WHAT TO PRODUCE.
Write out every entry precisely as given, leaving the pictures out.

----------------------------------------

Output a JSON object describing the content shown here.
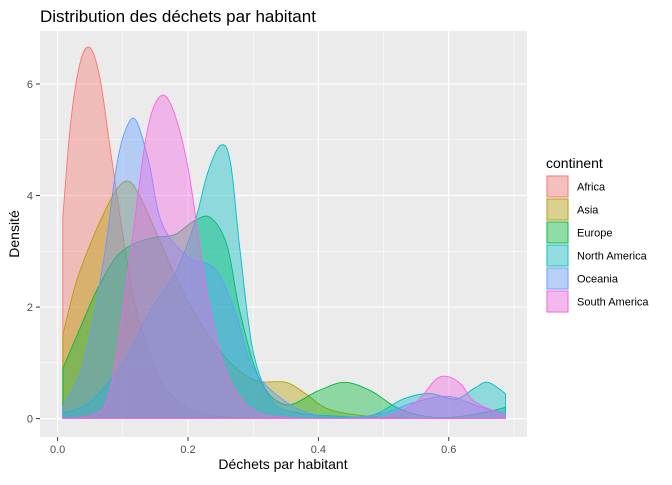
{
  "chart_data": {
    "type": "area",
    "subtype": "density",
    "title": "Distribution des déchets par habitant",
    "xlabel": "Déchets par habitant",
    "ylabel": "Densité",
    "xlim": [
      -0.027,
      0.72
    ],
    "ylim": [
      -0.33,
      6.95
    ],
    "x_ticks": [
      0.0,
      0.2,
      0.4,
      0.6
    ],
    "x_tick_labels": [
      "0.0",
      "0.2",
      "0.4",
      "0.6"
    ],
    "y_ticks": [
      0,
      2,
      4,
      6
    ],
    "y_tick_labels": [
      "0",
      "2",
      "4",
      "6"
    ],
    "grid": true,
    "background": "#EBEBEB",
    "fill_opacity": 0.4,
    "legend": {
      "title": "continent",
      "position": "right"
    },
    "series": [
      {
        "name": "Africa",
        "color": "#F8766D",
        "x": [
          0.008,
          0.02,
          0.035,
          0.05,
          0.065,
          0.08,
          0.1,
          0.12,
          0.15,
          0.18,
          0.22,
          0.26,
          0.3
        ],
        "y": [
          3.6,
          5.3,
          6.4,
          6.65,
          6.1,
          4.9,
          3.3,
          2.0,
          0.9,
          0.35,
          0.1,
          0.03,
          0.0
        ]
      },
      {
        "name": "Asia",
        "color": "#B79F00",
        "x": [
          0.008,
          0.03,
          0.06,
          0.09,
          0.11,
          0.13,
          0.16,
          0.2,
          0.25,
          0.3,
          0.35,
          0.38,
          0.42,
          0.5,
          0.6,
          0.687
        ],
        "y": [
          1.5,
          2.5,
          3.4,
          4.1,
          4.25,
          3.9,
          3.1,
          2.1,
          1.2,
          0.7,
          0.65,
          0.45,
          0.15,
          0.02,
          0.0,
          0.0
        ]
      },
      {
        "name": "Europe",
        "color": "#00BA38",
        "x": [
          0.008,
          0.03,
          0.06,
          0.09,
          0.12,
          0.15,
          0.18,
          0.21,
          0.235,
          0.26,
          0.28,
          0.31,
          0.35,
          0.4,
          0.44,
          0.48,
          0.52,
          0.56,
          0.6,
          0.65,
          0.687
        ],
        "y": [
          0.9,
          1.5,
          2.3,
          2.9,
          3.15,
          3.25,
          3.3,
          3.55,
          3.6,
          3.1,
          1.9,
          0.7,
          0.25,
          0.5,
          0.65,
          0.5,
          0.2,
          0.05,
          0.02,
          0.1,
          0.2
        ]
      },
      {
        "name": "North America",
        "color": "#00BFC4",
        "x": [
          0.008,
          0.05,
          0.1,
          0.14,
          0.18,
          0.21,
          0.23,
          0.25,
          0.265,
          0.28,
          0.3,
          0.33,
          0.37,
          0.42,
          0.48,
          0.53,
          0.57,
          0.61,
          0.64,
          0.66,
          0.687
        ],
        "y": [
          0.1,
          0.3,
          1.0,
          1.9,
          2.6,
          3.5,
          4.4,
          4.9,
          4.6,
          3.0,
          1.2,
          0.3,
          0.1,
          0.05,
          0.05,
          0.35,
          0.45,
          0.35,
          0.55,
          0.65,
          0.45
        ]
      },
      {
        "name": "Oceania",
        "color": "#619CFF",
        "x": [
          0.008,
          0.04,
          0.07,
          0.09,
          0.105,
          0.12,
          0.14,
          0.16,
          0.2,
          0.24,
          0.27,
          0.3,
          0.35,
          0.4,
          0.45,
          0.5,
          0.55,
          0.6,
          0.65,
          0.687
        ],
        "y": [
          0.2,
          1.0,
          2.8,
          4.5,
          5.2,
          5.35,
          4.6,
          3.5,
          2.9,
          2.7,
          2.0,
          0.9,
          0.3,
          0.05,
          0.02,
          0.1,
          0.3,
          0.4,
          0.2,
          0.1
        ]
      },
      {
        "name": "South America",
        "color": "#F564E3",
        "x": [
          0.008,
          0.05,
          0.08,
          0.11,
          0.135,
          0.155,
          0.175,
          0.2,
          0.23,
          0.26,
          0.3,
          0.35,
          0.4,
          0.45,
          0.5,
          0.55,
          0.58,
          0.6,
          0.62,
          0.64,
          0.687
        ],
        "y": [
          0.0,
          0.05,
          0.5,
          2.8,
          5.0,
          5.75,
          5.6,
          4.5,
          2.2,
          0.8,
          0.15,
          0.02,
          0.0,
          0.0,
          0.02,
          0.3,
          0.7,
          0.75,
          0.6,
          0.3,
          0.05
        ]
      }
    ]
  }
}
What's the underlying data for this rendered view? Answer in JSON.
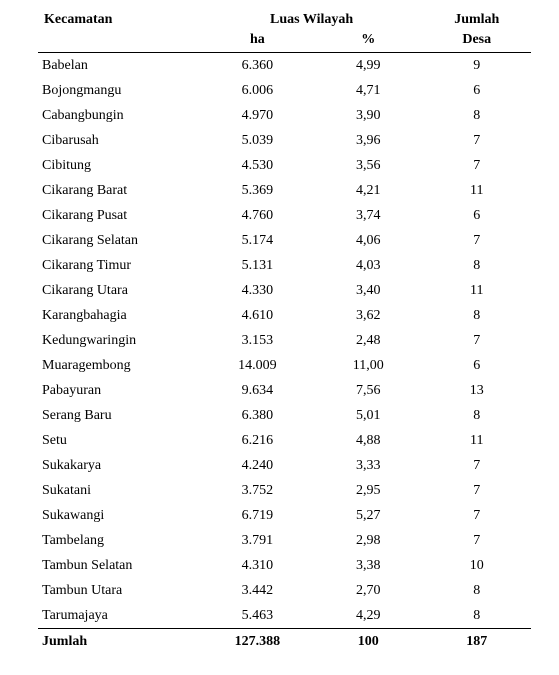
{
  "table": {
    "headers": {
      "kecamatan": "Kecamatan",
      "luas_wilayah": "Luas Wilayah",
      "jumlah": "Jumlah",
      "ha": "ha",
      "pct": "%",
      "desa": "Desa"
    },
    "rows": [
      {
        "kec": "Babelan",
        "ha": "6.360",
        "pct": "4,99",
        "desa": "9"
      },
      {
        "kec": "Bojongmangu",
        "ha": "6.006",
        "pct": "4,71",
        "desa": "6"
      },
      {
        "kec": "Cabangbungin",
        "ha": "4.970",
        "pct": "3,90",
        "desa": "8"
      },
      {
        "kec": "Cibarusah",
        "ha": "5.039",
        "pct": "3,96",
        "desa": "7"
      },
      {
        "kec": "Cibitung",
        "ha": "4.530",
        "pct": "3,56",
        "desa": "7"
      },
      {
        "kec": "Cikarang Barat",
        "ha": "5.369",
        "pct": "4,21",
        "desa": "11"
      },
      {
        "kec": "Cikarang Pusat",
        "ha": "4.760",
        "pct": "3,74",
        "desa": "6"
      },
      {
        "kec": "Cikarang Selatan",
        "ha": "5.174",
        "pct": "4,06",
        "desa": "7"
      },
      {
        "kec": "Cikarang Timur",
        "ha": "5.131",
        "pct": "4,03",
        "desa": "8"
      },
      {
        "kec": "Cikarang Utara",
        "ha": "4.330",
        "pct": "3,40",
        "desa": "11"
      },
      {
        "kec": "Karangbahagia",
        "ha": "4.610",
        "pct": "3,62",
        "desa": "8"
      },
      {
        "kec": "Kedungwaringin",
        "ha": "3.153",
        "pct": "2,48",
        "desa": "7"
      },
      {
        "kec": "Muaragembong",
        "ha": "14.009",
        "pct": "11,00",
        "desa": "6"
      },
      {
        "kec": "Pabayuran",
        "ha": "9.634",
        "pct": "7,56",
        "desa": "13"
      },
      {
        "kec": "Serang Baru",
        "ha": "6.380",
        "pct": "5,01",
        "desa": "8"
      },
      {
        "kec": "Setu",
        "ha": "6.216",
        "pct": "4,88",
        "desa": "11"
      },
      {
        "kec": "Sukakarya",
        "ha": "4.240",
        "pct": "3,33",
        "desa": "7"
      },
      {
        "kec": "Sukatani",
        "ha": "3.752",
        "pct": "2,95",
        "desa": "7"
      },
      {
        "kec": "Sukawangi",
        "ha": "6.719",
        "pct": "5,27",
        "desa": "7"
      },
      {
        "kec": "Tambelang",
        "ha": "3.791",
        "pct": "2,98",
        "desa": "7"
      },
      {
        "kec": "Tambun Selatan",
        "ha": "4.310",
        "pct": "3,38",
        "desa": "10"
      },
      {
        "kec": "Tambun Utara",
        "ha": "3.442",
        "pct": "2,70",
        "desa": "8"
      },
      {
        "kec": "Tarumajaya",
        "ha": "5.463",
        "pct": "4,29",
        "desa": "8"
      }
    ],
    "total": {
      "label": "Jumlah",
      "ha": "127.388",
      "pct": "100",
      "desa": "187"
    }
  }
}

----------------------------------------

CORRECT ANSWER.
Output a JSON object describing the content shown here.
{
  "chart_data": {
    "type": "area",
    "subtype": "density",
    "title": "Distribution des déchets par habitant",
    "xlabel": "Déchets par habitant",
    "ylabel": "Densité",
    "xlim": [
      -0.027,
      0.72
    ],
    "ylim": [
      -0.33,
      6.95
    ],
    "x_ticks": [
      0.0,
      0.2,
      0.4,
      0.6
    ],
    "x_tick_labels": [
      "0.0",
      "0.2",
      "0.4",
      "0.6"
    ],
    "y_ticks": [
      0,
      2,
      4,
      6
    ],
    "y_tick_labels": [
      "0",
      "2",
      "4",
      "6"
    ],
    "grid": true,
    "background": "#EBEBEB",
    "fill_opacity": 0.4,
    "legend": {
      "title": "continent",
      "position": "right"
    },
    "series": [
      {
        "name": "Africa",
        "color": "#F8766D",
        "x": [
          0.008,
          0.02,
          0.035,
          0.05,
          0.065,
          0.08,
          0.1,
          0.12,
          0.15,
          0.18,
          0.22,
          0.26,
          0.3
        ],
        "y": [
          3.6,
          5.3,
          6.4,
          6.65,
          6.1,
          4.9,
          3.3,
          2.0,
          0.9,
          0.35,
          0.1,
          0.03,
          0.0
        ]
      },
      {
        "name": "Asia",
        "color": "#B79F00",
        "x": [
          0.008,
          0.03,
          0.06,
          0.09,
          0.11,
          0.13,
          0.16,
          0.2,
          0.25,
          0.3,
          0.35,
          0.38,
          0.42,
          0.5,
          0.6,
          0.687
        ],
        "y": [
          1.5,
          2.5,
          3.4,
          4.1,
          4.25,
          3.9,
          3.1,
          2.1,
          1.2,
          0.7,
          0.65,
          0.45,
          0.15,
          0.02,
          0.0,
          0.0
        ]
      },
      {
        "name": "Europe",
        "color": "#00BA38",
        "x": [
          0.008,
          0.03,
          0.06,
          0.09,
          0.12,
          0.15,
          0.18,
          0.21,
          0.235,
          0.26,
          0.28,
          0.31,
          0.35,
          0.4,
          0.44,
          0.48,
          0.52,
          0.56,
          0.6,
          0.65,
          0.687
        ],
        "y": [
          0.9,
          1.5,
          2.3,
          2.9,
          3.15,
          3.25,
          3.3,
          3.55,
          3.6,
          3.1,
          1.9,
          0.7,
          0.25,
          0.5,
          0.65,
          0.5,
          0.2,
          0.05,
          0.02,
          0.1,
          0.2
        ]
      },
      {
        "name": "North America",
        "color": "#00BFC4",
        "x": [
          0.008,
          0.05,
          0.1,
          0.14,
          0.18,
          0.21,
          0.23,
          0.25,
          0.265,
          0.28,
          0.3,
          0.33,
          0.37,
          0.42,
          0.48,
          0.53,
          0.57,
          0.61,
          0.64,
          0.66,
          0.687
        ],
        "y": [
          0.1,
          0.3,
          1.0,
          1.9,
          2.6,
          3.5,
          4.4,
          4.9,
          4.6,
          3.0,
          1.2,
          0.3,
          0.1,
          0.05,
          0.05,
          0.35,
          0.45,
          0.35,
          0.55,
          0.65,
          0.45
        ]
      },
      {
        "name": "Oceania",
        "color": "#619CFF",
        "x": [
          0.008,
          0.04,
          0.07,
          0.09,
          0.105,
          0.12,
          0.14,
          0.16,
          0.2,
          0.24,
          0.27,
          0.3,
          0.35,
          0.4,
          0.45,
          0.5,
          0.55,
          0.6,
          0.65,
          0.687
        ],
        "y": [
          0.2,
          1.0,
          2.8,
          4.5,
          5.2,
          5.35,
          4.6,
          3.5,
          2.9,
          2.7,
          2.0,
          0.9,
          0.3,
          0.05,
          0.02,
          0.1,
          0.3,
          0.4,
          0.2,
          0.1
        ]
      },
      {
        "name": "South America",
        "color": "#F564E3",
        "x": [
          0.008,
          0.05,
          0.08,
          0.11,
          0.135,
          0.155,
          0.175,
          0.2,
          0.23,
          0.26,
          0.3,
          0.35,
          0.4,
          0.45,
          0.5,
          0.55,
          0.58,
          0.6,
          0.62,
          0.64,
          0.687
        ],
        "y": [
          0.0,
          0.05,
          0.5,
          2.8,
          5.0,
          5.75,
          5.6,
          4.5,
          2.2,
          0.8,
          0.15,
          0.02,
          0.0,
          0.0,
          0.02,
          0.3,
          0.7,
          0.75,
          0.6,
          0.3,
          0.05
        ]
      }
    ]
  }
}
What's the underlying data for this rendered view? Answer in JSON.
{
  "table": {
    "headers": {
      "kecamatan": "Kecamatan",
      "luas_wilayah": "Luas Wilayah",
      "jumlah": "Jumlah",
      "ha": "ha",
      "pct": "%",
      "desa": "Desa"
    },
    "rows": [
      {
        "kec": "Babelan",
        "ha": "6.360",
        "pct": "4,99",
        "desa": "9"
      },
      {
        "kec": "Bojongmangu",
        "ha": "6.006",
        "pct": "4,71",
        "desa": "6"
      },
      {
        "kec": "Cabangbungin",
        "ha": "4.970",
        "pct": "3,90",
        "desa": "8"
      },
      {
        "kec": "Cibarusah",
        "ha": "5.039",
        "pct": "3,96",
        "desa": "7"
      },
      {
        "kec": "Cibitung",
        "ha": "4.530",
        "pct": "3,56",
        "desa": "7"
      },
      {
        "kec": "Cikarang Barat",
        "ha": "5.369",
        "pct": "4,21",
        "desa": "11"
      },
      {
        "kec": "Cikarang Pusat",
        "ha": "4.760",
        "pct": "3,74",
        "desa": "6"
      },
      {
        "kec": "Cikarang Selatan",
        "ha": "5.174",
        "pct": "4,06",
        "desa": "7"
      },
      {
        "kec": "Cikarang Timur",
        "ha": "5.131",
        "pct": "4,03",
        "desa": "8"
      },
      {
        "kec": "Cikarang Utara",
        "ha": "4.330",
        "pct": "3,40",
        "desa": "11"
      },
      {
        "kec": "Karangbahagia",
        "ha": "4.610",
        "pct": "3,62",
        "desa": "8"
      },
      {
        "kec": "Kedungwaringin",
        "ha": "3.153",
        "pct": "2,48",
        "desa": "7"
      },
      {
        "kec": "Muaragembong",
        "ha": "14.009",
        "pct": "11,00",
        "desa": "6"
      },
      {
        "kec": "Pabayuran",
        "ha": "9.634",
        "pct": "7,56",
        "desa": "13"
      },
      {
        "kec": "Serang Baru",
        "ha": "6.380",
        "pct": "5,01",
        "desa": "8"
      },
      {
        "kec": "Setu",
        "ha": "6.216",
        "pct": "4,88",
        "desa": "11"
      },
      {
        "kec": "Sukakarya",
        "ha": "4.240",
        "pct": "3,33",
        "desa": "7"
      },
      {
        "kec": "Sukatani",
        "ha": "3.752",
        "pct": "2,95",
        "desa": "7"
      },
      {
        "kec": "Sukawangi",
        "ha": "6.719",
        "pct": "5,27",
        "desa": "7"
      },
      {
        "kec": "Tambelang",
        "ha": "3.791",
        "pct": "2,98",
        "desa": "7"
      },
      {
        "kec": "Tambun Selatan",
        "ha": "4.310",
        "pct": "3,38",
        "desa": "10"
      },
      {
        "kec": "Tambun Utara",
        "ha": "3.442",
        "pct": "2,70",
        "desa": "8"
      },
      {
        "kec": "Tarumajaya",
        "ha": "5.463",
        "pct": "4,29",
        "desa": "8"
      }
    ],
    "total": {
      "label": "Jumlah",
      "ha": "127.388",
      "pct": "100",
      "desa": "187"
    }
  }
}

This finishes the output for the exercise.